[Figure data in JSON]

::::::

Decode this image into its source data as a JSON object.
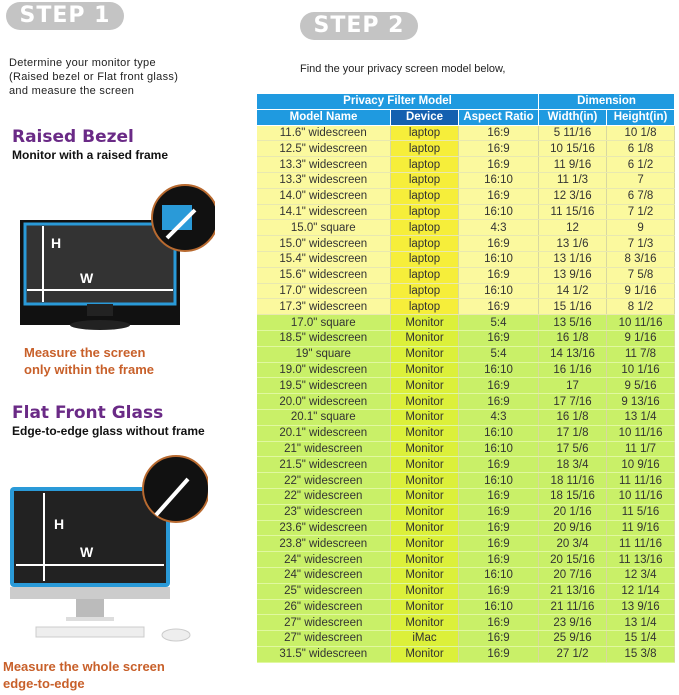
{
  "step1": {
    "badge": "STEP 1",
    "intro": "Determine your monitor type\n(Raised bezel or Flat front glass)\nand measure the screen",
    "raised": {
      "title": "Raised Bezel",
      "subtitle": "Monitor with a raised frame",
      "note": "Measure the screen\nonly within the frame",
      "h_label": "H",
      "w_label": "W"
    },
    "flat": {
      "title": "Flat Front Glass",
      "subtitle": "Edge-to-edge glass without frame",
      "note": "Measure the whole screen\nedge-to-edge",
      "h_label": "H",
      "w_label": "W"
    }
  },
  "step2": {
    "badge": "STEP 2",
    "instruction": "Find the your privacy screen model below,",
    "table": {
      "group_headers": [
        "Privacy Filter Model",
        "Dimension"
      ],
      "columns": [
        "Model Name",
        "Device",
        "Aspect Ratio",
        "Width(in)",
        "Height(in)"
      ],
      "rows": [
        [
          "11.6\" widescreen",
          "laptop",
          "16:9",
          "5 11/16",
          "10 1/8"
        ],
        [
          "12.5\" widescreen",
          "laptop",
          "16:9",
          "10 15/16",
          "6 1/8"
        ],
        [
          "13.3\" widescreen",
          "laptop",
          "16:9",
          "11 9/16",
          "6 1/2"
        ],
        [
          "13.3\" widescreen",
          "laptop",
          "16:10",
          "11 1/3",
          "7"
        ],
        [
          "14.0\" widescreen",
          "laptop",
          "16:9",
          "12 3/16",
          "6 7/8"
        ],
        [
          "14.1\" widescreen",
          "laptop",
          "16:10",
          "11 15/16",
          "7 1/2"
        ],
        [
          "15.0\" square",
          "laptop",
          "4:3",
          "12",
          "9"
        ],
        [
          "15.0\" widescreen",
          "laptop",
          "16:9",
          "13 1/6",
          "7 1/3"
        ],
        [
          "15.4\" widescreen",
          "laptop",
          "16:10",
          "13 1/16",
          "8 3/16"
        ],
        [
          "15.6\" widescreen",
          "laptop",
          "16:9",
          "13 9/16",
          "7 5/8"
        ],
        [
          "17.0\" widescreen",
          "laptop",
          "16:10",
          "14 1/2",
          "9 1/16"
        ],
        [
          "17.3\" widescreen",
          "laptop",
          "16:9",
          "15 1/16",
          "8 1/2"
        ],
        [
          "17.0\" square",
          "Monitor",
          "5:4",
          "13 5/16",
          "10 11/16"
        ],
        [
          "18.5\" widescreen",
          "Monitor",
          "16:9",
          "16 1/8",
          "9 1/16"
        ],
        [
          "19\" square",
          "Monitor",
          "5:4",
          "14 13/16",
          "11 7/8"
        ],
        [
          "19.0\" widescreen",
          "Monitor",
          "16:10",
          "16 1/16",
          "10 1/16"
        ],
        [
          "19.5\" widescreen",
          "Monitor",
          "16:9",
          "17",
          "9 5/16"
        ],
        [
          "20.0\" widescreen",
          "Monitor",
          "16:9",
          "17 7/16",
          "9 13/16"
        ],
        [
          "20.1\" square",
          "Monitor",
          "4:3",
          "16 1/8",
          "13 1/4"
        ],
        [
          "20.1\" widescreen",
          "Monitor",
          "16:10",
          "17 1/8",
          "10 11/16"
        ],
        [
          "21\" widescreen",
          "Monitor",
          "16:10",
          "17 5/6",
          "11 1/7"
        ],
        [
          "21.5\" widescreen",
          "Monitor",
          "16:9",
          "18 3/4",
          "10 9/16"
        ],
        [
          "22\" widescreen",
          "Monitor",
          "16:10",
          "18 11/16",
          "11 11/16"
        ],
        [
          "22\" widescreen",
          "Monitor",
          "16:9",
          "18 15/16",
          "10 11/16"
        ],
        [
          "23\" widescreen",
          "Monitor",
          "16:9",
          "20 1/16",
          "11 5/16"
        ],
        [
          "23.6\" widescreen",
          "Monitor",
          "16:9",
          "20 9/16",
          "11 9/16"
        ],
        [
          "23.8\" widescreen",
          "Monitor",
          "16:9",
          "20 3/4",
          "11 11/16"
        ],
        [
          "24\" widescreen",
          "Monitor",
          "16:9",
          "20 15/16",
          "11 13/16"
        ],
        [
          "24\" widescreen",
          "Monitor",
          "16:10",
          "20 7/16",
          "12 3/4"
        ],
        [
          "25\" widescreen",
          "Monitor",
          "16:9",
          "21 13/16",
          "12 1/14"
        ],
        [
          "26\" widescreen",
          "Monitor",
          "16:10",
          "21 11/16",
          "13 9/16"
        ],
        [
          "27\" widescreen",
          "Monitor",
          "16:9",
          "23 9/16",
          "13 1/4"
        ],
        [
          "27\" widescreen",
          "iMac",
          "16:9",
          "25 9/16",
          "15 1/4"
        ],
        [
          "31.5\" widescreen",
          "Monitor",
          "16:9",
          "27 1/2",
          "15 3/8"
        ]
      ]
    }
  },
  "colors": {
    "header": "#1f9ae0",
    "device_header": "#1460b0",
    "laptop_row": "#fbf99e",
    "monitor_row": "#c9f068",
    "title_purple": "#6a2a86",
    "note_orange": "#c8602a",
    "screen_border": "#2a9ad8"
  }
}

::::::

• _INSTRUCTIONS TO FOLLOW_
Give back the whole listing as it stands, minus its pictures.

• _REPLY_
Decode this image into its source data as a JSON object.
{
  "step1": {
    "badge": "STEP 1",
    "intro": "Determine your monitor type\n(Raised bezel or Flat front glass)\nand measure the screen",
    "raised": {
      "title": "Raised Bezel",
      "subtitle": "Monitor with a raised frame",
      "note": "Measure the screen\nonly within the frame",
      "h_label": "H",
      "w_label": "W"
    },
    "flat": {
      "title": "Flat Front Glass",
      "subtitle": "Edge-to-edge glass without frame",
      "note": "Measure the whole screen\nedge-to-edge",
      "h_label": "H",
      "w_label": "W"
    }
  },
  "step2": {
    "badge": "STEP 2",
    "instruction": "Find the your privacy screen model below,",
    "table": {
      "group_headers": [
        "Privacy Filter Model",
        "Dimension"
      ],
      "columns": [
        "Model Name",
        "Device",
        "Aspect Ratio",
        "Width(in)",
        "Height(in)"
      ],
      "rows": [
        [
          "11.6\" widescreen",
          "laptop",
          "16:9",
          "5 11/16",
          "10 1/8"
        ],
        [
          "12.5\" widescreen",
          "laptop",
          "16:9",
          "10 15/16",
          "6 1/8"
        ],
        [
          "13.3\" widescreen",
          "laptop",
          "16:9",
          "11 9/16",
          "6 1/2"
        ],
        [
          "13.3\" widescreen",
          "laptop",
          "16:10",
          "11 1/3",
          "7"
        ],
        [
          "14.0\" widescreen",
          "laptop",
          "16:9",
          "12 3/16",
          "6 7/8"
        ],
        [
          "14.1\" widescreen",
          "laptop",
          "16:10",
          "11 15/16",
          "7 1/2"
        ],
        [
          "15.0\" square",
          "laptop",
          "4:3",
          "12",
          "9"
        ],
        [
          "15.0\" widescreen",
          "laptop",
          "16:9",
          "13 1/6",
          "7 1/3"
        ],
        [
          "15.4\" widescreen",
          "laptop",
          "16:10",
          "13 1/16",
          "8 3/16"
        ],
        [
          "15.6\" widescreen",
          "laptop",
          "16:9",
          "13 9/16",
          "7 5/8"
        ],
        [
          "17.0\" widescreen",
          "laptop",
          "16:10",
          "14 1/2",
          "9 1/16"
        ],
        [
          "17.3\" widescreen",
          "laptop",
          "16:9",
          "15 1/16",
          "8 1/2"
        ],
        [
          "17.0\" square",
          "Monitor",
          "5:4",
          "13 5/16",
          "10 11/16"
        ],
        [
          "18.5\" widescreen",
          "Monitor",
          "16:9",
          "16 1/8",
          "9 1/16"
        ],
        [
          "19\" square",
          "Monitor",
          "5:4",
          "14 13/16",
          "11 7/8"
        ],
        [
          "19.0\" widescreen",
          "Monitor",
          "16:10",
          "16 1/16",
          "10 1/16"
        ],
        [
          "19.5\" widescreen",
          "Monitor",
          "16:9",
          "17",
          "9 5/16"
        ],
        [
          "20.0\" widescreen",
          "Monitor",
          "16:9",
          "17 7/16",
          "9 13/16"
        ],
        [
          "20.1\" square",
          "Monitor",
          "4:3",
          "16 1/8",
          "13 1/4"
        ],
        [
          "20.1\" widescreen",
          "Monitor",
          "16:10",
          "17 1/8",
          "10 11/16"
        ],
        [
          "21\" widescreen",
          "Monitor",
          "16:10",
          "17 5/6",
          "11 1/7"
        ],
        [
          "21.5\" widescreen",
          "Monitor",
          "16:9",
          "18 3/4",
          "10 9/16"
        ],
        [
          "22\" widescreen",
          "Monitor",
          "16:10",
          "18 11/16",
          "11 11/16"
        ],
        [
          "22\" widescreen",
          "Monitor",
          "16:9",
          "18 15/16",
          "10 11/16"
        ],
        [
          "23\" widescreen",
          "Monitor",
          "16:9",
          "20 1/16",
          "11 5/16"
        ],
        [
          "23.6\" widescreen",
          "Monitor",
          "16:9",
          "20 9/16",
          "11 9/16"
        ],
        [
          "23.8\" widescreen",
          "Monitor",
          "16:9",
          "20 3/4",
          "11 11/16"
        ],
        [
          "24\" widescreen",
          "Monitor",
          "16:9",
          "20 15/16",
          "11 13/16"
        ],
        [
          "24\" widescreen",
          "Monitor",
          "16:10",
          "20 7/16",
          "12 3/4"
        ],
        [
          "25\" widescreen",
          "Monitor",
          "16:9",
          "21 13/16",
          "12 1/14"
        ],
        [
          "26\" widescreen",
          "Monitor",
          "16:10",
          "21 11/16",
          "13 9/16"
        ],
        [
          "27\" widescreen",
          "Monitor",
          "16:9",
          "23 9/16",
          "13 1/4"
        ],
        [
          "27\" widescreen",
          "iMac",
          "16:9",
          "25 9/16",
          "15 1/4"
        ],
        [
          "31.5\" widescreen",
          "Monitor",
          "16:9",
          "27 1/2",
          "15 3/8"
        ]
      ]
    }
  },
  "colors": {
    "header": "#1f9ae0",
    "device_header": "#1460b0",
    "laptop_row": "#fbf99e",
    "monitor_row": "#c9f068",
    "title_purple": "#6a2a86",
    "note_orange": "#c8602a",
    "screen_border": "#2a9ad8"
  }
}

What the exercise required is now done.